Stored data entries:
▬▬▬▬▬▬▬▬▬▬

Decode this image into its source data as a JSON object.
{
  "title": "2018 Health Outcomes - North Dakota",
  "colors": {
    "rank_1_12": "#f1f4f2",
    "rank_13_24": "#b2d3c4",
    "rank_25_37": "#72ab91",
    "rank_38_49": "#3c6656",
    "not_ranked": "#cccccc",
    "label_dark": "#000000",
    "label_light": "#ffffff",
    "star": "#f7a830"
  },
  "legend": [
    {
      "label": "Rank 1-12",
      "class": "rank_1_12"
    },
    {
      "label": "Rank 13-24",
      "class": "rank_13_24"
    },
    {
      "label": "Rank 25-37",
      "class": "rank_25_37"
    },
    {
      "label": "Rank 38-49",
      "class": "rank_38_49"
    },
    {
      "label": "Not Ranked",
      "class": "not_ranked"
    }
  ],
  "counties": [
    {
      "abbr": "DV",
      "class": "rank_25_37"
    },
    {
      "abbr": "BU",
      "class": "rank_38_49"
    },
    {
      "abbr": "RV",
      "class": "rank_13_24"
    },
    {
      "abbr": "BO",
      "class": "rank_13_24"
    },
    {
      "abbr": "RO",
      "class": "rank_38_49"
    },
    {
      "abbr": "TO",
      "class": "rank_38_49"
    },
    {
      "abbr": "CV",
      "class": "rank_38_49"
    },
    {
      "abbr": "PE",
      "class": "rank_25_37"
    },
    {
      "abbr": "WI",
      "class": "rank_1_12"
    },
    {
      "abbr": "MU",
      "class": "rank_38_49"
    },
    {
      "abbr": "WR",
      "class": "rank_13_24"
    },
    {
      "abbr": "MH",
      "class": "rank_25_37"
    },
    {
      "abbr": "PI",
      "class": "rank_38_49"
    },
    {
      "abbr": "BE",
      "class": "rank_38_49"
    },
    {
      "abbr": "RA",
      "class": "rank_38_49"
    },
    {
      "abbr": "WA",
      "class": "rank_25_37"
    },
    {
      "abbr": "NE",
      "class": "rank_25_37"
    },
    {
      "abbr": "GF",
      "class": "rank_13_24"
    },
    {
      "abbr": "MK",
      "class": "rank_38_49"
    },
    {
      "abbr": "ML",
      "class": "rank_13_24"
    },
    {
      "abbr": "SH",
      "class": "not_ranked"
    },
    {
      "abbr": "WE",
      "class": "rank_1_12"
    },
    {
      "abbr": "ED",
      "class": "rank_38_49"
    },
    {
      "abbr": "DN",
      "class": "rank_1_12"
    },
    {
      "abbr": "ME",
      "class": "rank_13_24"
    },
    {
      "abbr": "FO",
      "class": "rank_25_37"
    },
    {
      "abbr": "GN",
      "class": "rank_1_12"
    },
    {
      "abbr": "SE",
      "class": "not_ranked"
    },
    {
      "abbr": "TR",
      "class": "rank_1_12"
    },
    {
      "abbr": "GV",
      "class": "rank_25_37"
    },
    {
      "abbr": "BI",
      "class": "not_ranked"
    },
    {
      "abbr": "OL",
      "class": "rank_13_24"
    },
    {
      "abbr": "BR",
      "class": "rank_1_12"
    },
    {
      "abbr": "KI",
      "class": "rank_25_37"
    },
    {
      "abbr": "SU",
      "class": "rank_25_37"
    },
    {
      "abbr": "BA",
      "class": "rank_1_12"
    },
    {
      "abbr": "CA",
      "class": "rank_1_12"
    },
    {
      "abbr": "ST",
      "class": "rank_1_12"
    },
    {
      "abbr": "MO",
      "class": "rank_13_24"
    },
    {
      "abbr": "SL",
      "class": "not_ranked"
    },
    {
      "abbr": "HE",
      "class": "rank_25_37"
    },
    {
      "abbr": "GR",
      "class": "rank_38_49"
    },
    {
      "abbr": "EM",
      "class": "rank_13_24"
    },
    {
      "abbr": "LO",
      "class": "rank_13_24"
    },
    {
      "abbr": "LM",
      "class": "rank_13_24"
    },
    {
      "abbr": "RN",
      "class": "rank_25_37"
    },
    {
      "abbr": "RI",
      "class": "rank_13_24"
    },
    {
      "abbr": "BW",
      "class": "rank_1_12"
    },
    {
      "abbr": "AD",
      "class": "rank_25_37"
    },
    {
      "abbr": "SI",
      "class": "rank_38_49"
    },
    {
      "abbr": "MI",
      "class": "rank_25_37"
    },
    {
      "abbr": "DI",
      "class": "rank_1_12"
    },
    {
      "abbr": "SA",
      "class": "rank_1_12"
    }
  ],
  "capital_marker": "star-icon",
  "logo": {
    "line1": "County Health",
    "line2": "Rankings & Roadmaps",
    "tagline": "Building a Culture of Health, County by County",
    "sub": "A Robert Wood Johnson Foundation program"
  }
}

▬▬▬▬▬▬▬▬▬▬

→ Prompt: From the records, copy every line that has the string "County" in it.

→ Completed exercise:
    "line1": "County Health",
    "tagline": "Building a Culture of Health, County by County",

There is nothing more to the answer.